== RECORDS PROVIDED

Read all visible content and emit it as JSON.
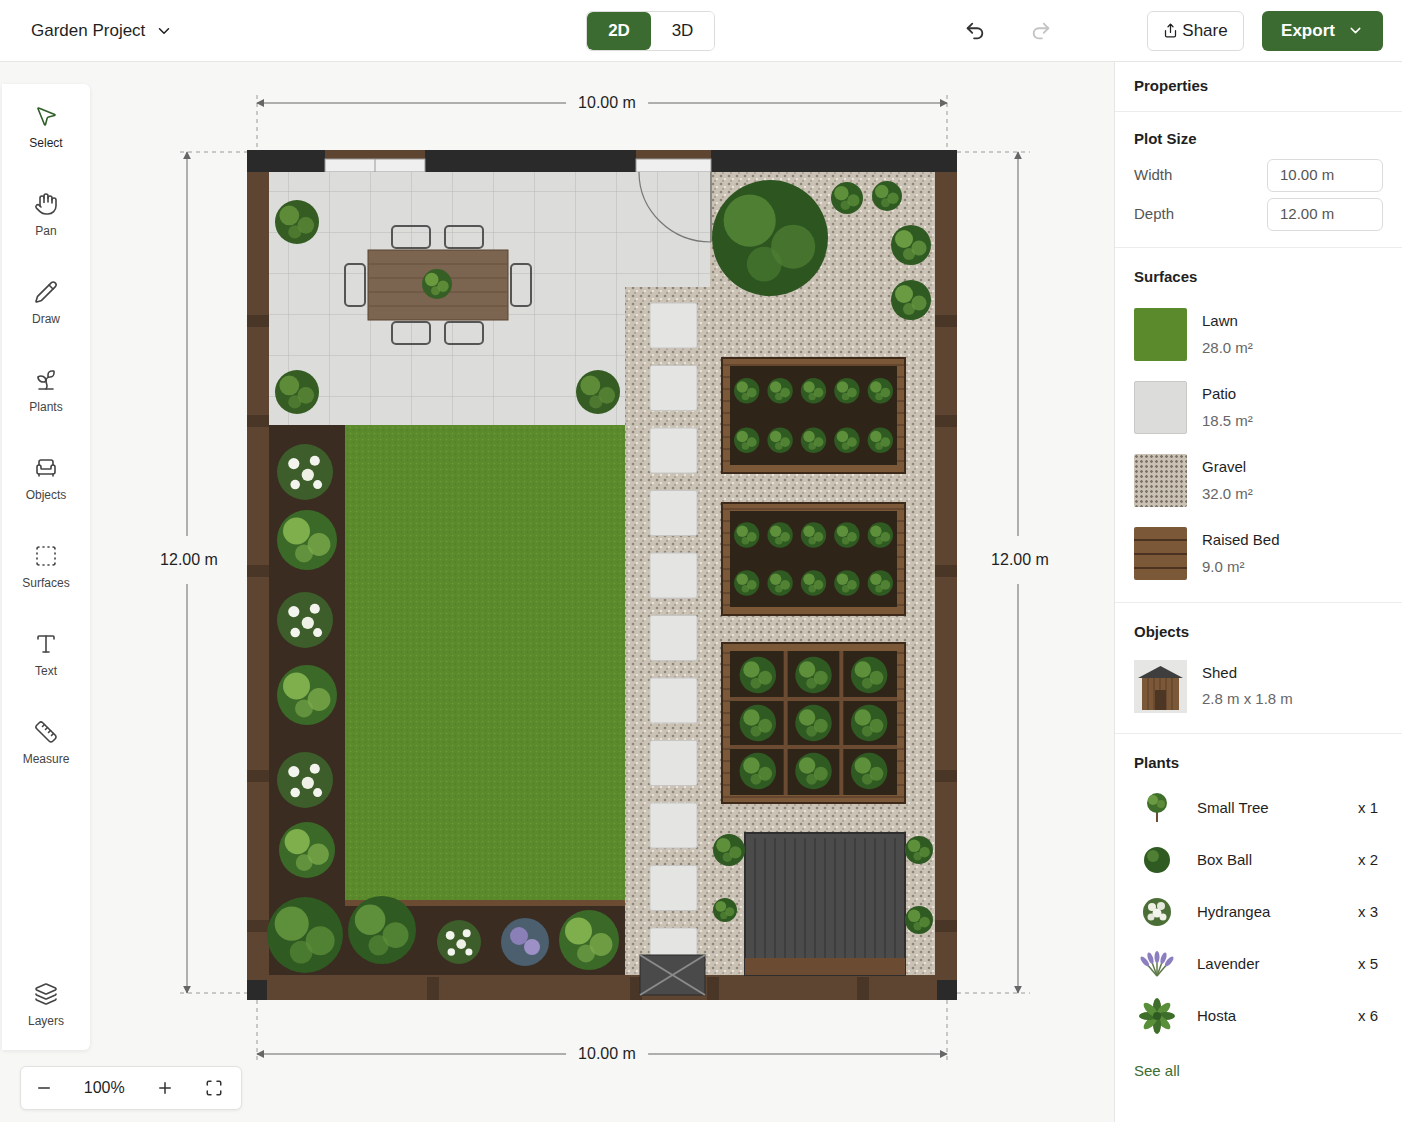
{
  "project": {
    "title": "Garden Project"
  },
  "view_modes": [
    {
      "label": "2D",
      "selected": true
    },
    {
      "label": "3D",
      "selected": false
    }
  ],
  "header_buttons": {
    "share": "Share",
    "export": "Export"
  },
  "tools": [
    {
      "label": "Select",
      "selected": true
    },
    {
      "label": "Pan",
      "selected": false
    },
    {
      "label": "Draw",
      "selected": false
    },
    {
      "label": "Plants",
      "selected": false
    },
    {
      "label": "Objects",
      "selected": false
    },
    {
      "label": "Surfaces",
      "selected": false
    },
    {
      "label": "Text",
      "selected": false
    },
    {
      "label": "Measure",
      "selected": false
    }
  ],
  "layers": {
    "label": "Layers"
  },
  "zoom": {
    "value": "100%"
  },
  "canvas": {
    "dimensions": {
      "top": "10.00 m",
      "bottom": "10.00 m",
      "left": "12.00 m",
      "right": "12.00 m"
    }
  },
  "properties": {
    "title": "Properties",
    "plot_size": {
      "title": "Plot Size",
      "fields": [
        {
          "label": "Width",
          "value": "10.00 m"
        },
        {
          "label": "Depth",
          "value": "12.00 m"
        }
      ]
    },
    "surfaces": {
      "title": "Surfaces",
      "items": [
        {
          "name": "Lawn",
          "area": "28.0 m²",
          "color": "#5a8a2c"
        },
        {
          "name": "Patio",
          "area": "18.5 m²",
          "color": "#dcdcda"
        },
        {
          "name": "Gravel",
          "area": "32.0 m²",
          "color": "#cbc2b6"
        },
        {
          "name": "Raised Bed",
          "area": "9.0 m²",
          "color": "#7a5838"
        }
      ]
    },
    "objects": {
      "title": "Objects",
      "items": [
        {
          "name": "Shed",
          "size": "2.8 m x 1.8 m"
        }
      ]
    },
    "plants": {
      "title": "Plants",
      "items": [
        {
          "name": "Small Tree",
          "count": "x 1"
        },
        {
          "name": "Box Ball",
          "count": "x 2"
        },
        {
          "name": "Hydrangea",
          "count": "x 3"
        },
        {
          "name": "Lavender",
          "count": "x 5"
        },
        {
          "name": "Hosta",
          "count": "x 6"
        }
      ],
      "see_all": "See all"
    }
  }
}
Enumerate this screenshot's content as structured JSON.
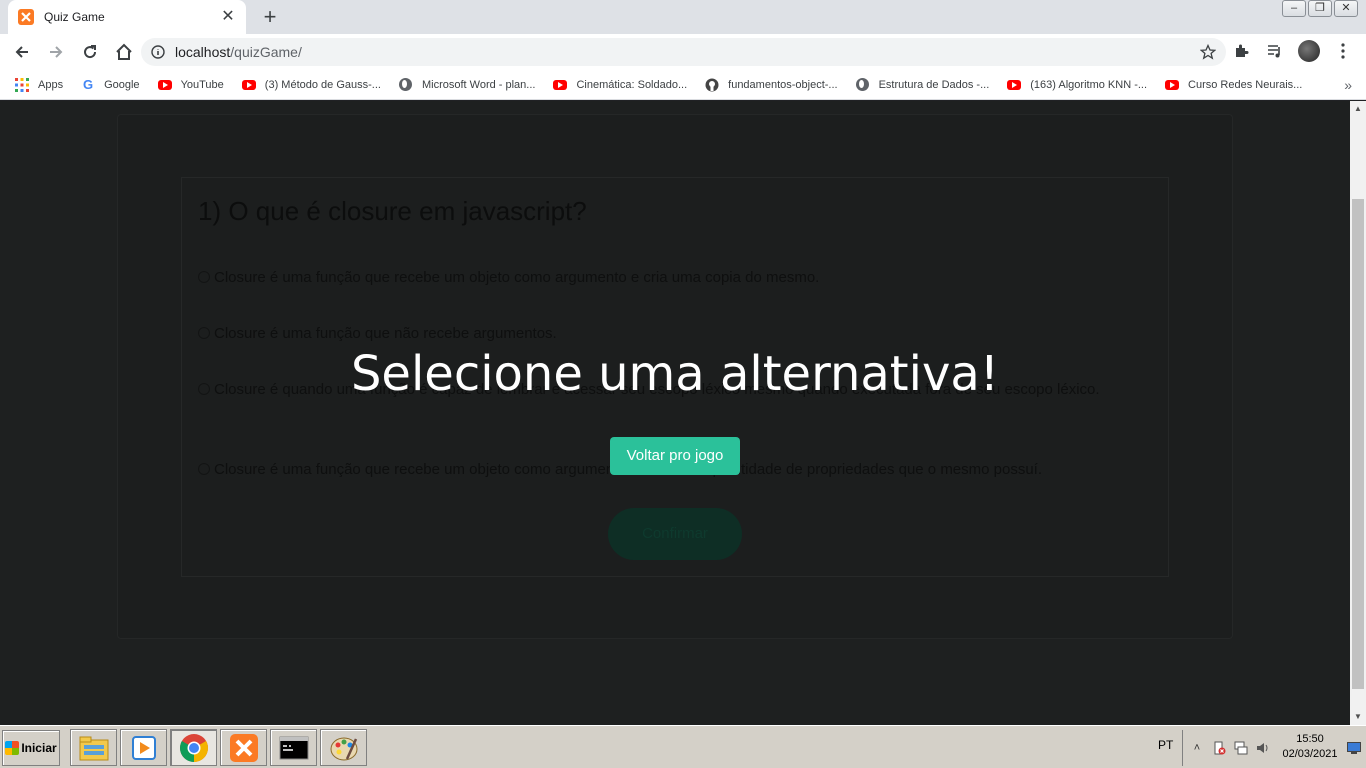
{
  "browser": {
    "tab_title": "Quiz Game",
    "url_host": "localhost",
    "url_path": "/quizGame/",
    "bookmarks": [
      {
        "label": "Apps",
        "icon": "apps-grid-icon"
      },
      {
        "label": "Google",
        "icon": "google-icon"
      },
      {
        "label": "YouTube",
        "icon": "youtube-icon"
      },
      {
        "label": "(3) Método de Gauss-...",
        "icon": "youtube-icon"
      },
      {
        "label": "Microsoft Word - plan...",
        "icon": "globe-icon"
      },
      {
        "label": "Cinemática: Soldado...",
        "icon": "youtube-icon"
      },
      {
        "label": "fundamentos-object-...",
        "icon": "github-icon"
      },
      {
        "label": "Estrutura de Dados -...",
        "icon": "globe-icon"
      },
      {
        "label": "(163) Algoritmo KNN -...",
        "icon": "youtube-icon"
      },
      {
        "label": "Curso Redes Neurais...",
        "icon": "youtube-icon"
      }
    ]
  },
  "quiz": {
    "question": "1) O que é closure em javascript?",
    "options": [
      "Closure é uma função que recebe um objeto como argumento e cria uma copia do mesmo.",
      "Closure é uma função que não recebe argumentos.",
      "Closure é quando uma função é capaz de lembrar e acessar seu escopo léxico mesmo quando executada fora de seu escopo léxico.",
      "Closure é uma função que recebe um objeto como argumento e retorna a quantidade de propriedades que o mesmo possuí."
    ],
    "confirm_label": "Confirmar"
  },
  "modal": {
    "title": "Selecione uma alternativa!",
    "button_label": "Voltar pro jogo"
  },
  "taskbar": {
    "start_label": "Iniciar",
    "language": "PT",
    "time": "15:50",
    "date": "02/03/2021"
  },
  "colors": {
    "accent": "#2bc19a",
    "page_bg": "#1e2020"
  }
}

====

Print out every entry above without changing a word, and leave out the pictures.

SOLUTION FOR THIS PROBLEM
Read all visible content and emit it as JSON.
{
  "project": {
    "title": "Garden Project"
  },
  "view_modes": [
    {
      "label": "2D",
      "selected": true
    },
    {
      "label": "3D",
      "selected": false
    }
  ],
  "header_buttons": {
    "share": "Share",
    "export": "Export"
  },
  "tools": [
    {
      "label": "Select",
      "selected": true
    },
    {
      "label": "Pan",
      "selected": false
    },
    {
      "label": "Draw",
      "selected": false
    },
    {
      "label": "Plants",
      "selected": false
    },
    {
      "label": "Objects",
      "selected": false
    },
    {
      "label": "Surfaces",
      "selected": false
    },
    {
      "label": "Text",
      "selected": false
    },
    {
      "label": "Measure",
      "selected": false
    }
  ],
  "layers": {
    "label": "Layers"
  },
  "zoom": {
    "value": "100%"
  },
  "canvas": {
    "dimensions": {
      "top": "10.00 m",
      "bottom": "10.00 m",
      "left": "12.00 m",
      "right": "12.00 m"
    }
  },
  "properties": {
    "title": "Properties",
    "plot_size": {
      "title": "Plot Size",
      "fields": [
        {
          "label": "Width",
          "value": "10.00 m"
        },
        {
          "label": "Depth",
          "value": "12.00 m"
        }
      ]
    },
    "surfaces": {
      "title": "Surfaces",
      "items": [
        {
          "name": "Lawn",
          "area": "28.0 m²",
          "color": "#5a8a2c"
        },
        {
          "name": "Patio",
          "area": "18.5 m²",
          "color": "#dcdcda"
        },
        {
          "name": "Gravel",
          "area": "32.0 m²",
          "color": "#cbc2b6"
        },
        {
          "name": "Raised Bed",
          "area": "9.0 m²",
          "color": "#7a5838"
        }
      ]
    },
    "objects": {
      "title": "Objects",
      "items": [
        {
          "name": "Shed",
          "size": "2.8 m x 1.8 m"
        }
      ]
    },
    "plants": {
      "title": "Plants",
      "items": [
        {
          "name": "Small Tree",
          "count": "x 1"
        },
        {
          "name": "Box Ball",
          "count": "x 2"
        },
        {
          "name": "Hydrangea",
          "count": "x 3"
        },
        {
          "name": "Lavender",
          "count": "x 5"
        },
        {
          "name": "Hosta",
          "count": "x 6"
        }
      ],
      "see_all": "See all"
    }
  }
}
Enumerate this screenshot's content as structured JSON.
{
  "browser": {
    "tab_title": "Quiz Game",
    "url_host": "localhost",
    "url_path": "/quizGame/",
    "bookmarks": [
      {
        "label": "Apps",
        "icon": "apps-grid-icon"
      },
      {
        "label": "Google",
        "icon": "google-icon"
      },
      {
        "label": "YouTube",
        "icon": "youtube-icon"
      },
      {
        "label": "(3) Método de Gauss-...",
        "icon": "youtube-icon"
      },
      {
        "label": "Microsoft Word - plan...",
        "icon": "globe-icon"
      },
      {
        "label": "Cinemática: Soldado...",
        "icon": "youtube-icon"
      },
      {
        "label": "fundamentos-object-...",
        "icon": "github-icon"
      },
      {
        "label": "Estrutura de Dados -...",
        "icon": "globe-icon"
      },
      {
        "label": "(163) Algoritmo KNN -...",
        "icon": "youtube-icon"
      },
      {
        "label": "Curso Redes Neurais...",
        "icon": "youtube-icon"
      }
    ]
  },
  "quiz": {
    "question": "1) O que é closure em javascript?",
    "options": [
      "Closure é uma função que recebe um objeto como argumento e cria uma copia do mesmo.",
      "Closure é uma função que não recebe argumentos.",
      "Closure é quando uma função é capaz de lembrar e acessar seu escopo léxico mesmo quando executada fora de seu escopo léxico.",
      "Closure é uma função que recebe um objeto como argumento e retorna a quantidade de propriedades que o mesmo possuí."
    ],
    "confirm_label": "Confirmar"
  },
  "modal": {
    "title": "Selecione uma alternativa!",
    "button_label": "Voltar pro jogo"
  },
  "taskbar": {
    "start_label": "Iniciar",
    "language": "PT",
    "time": "15:50",
    "date": "02/03/2021"
  },
  "colors": {
    "accent": "#2bc19a",
    "page_bg": "#1e2020"
  }
}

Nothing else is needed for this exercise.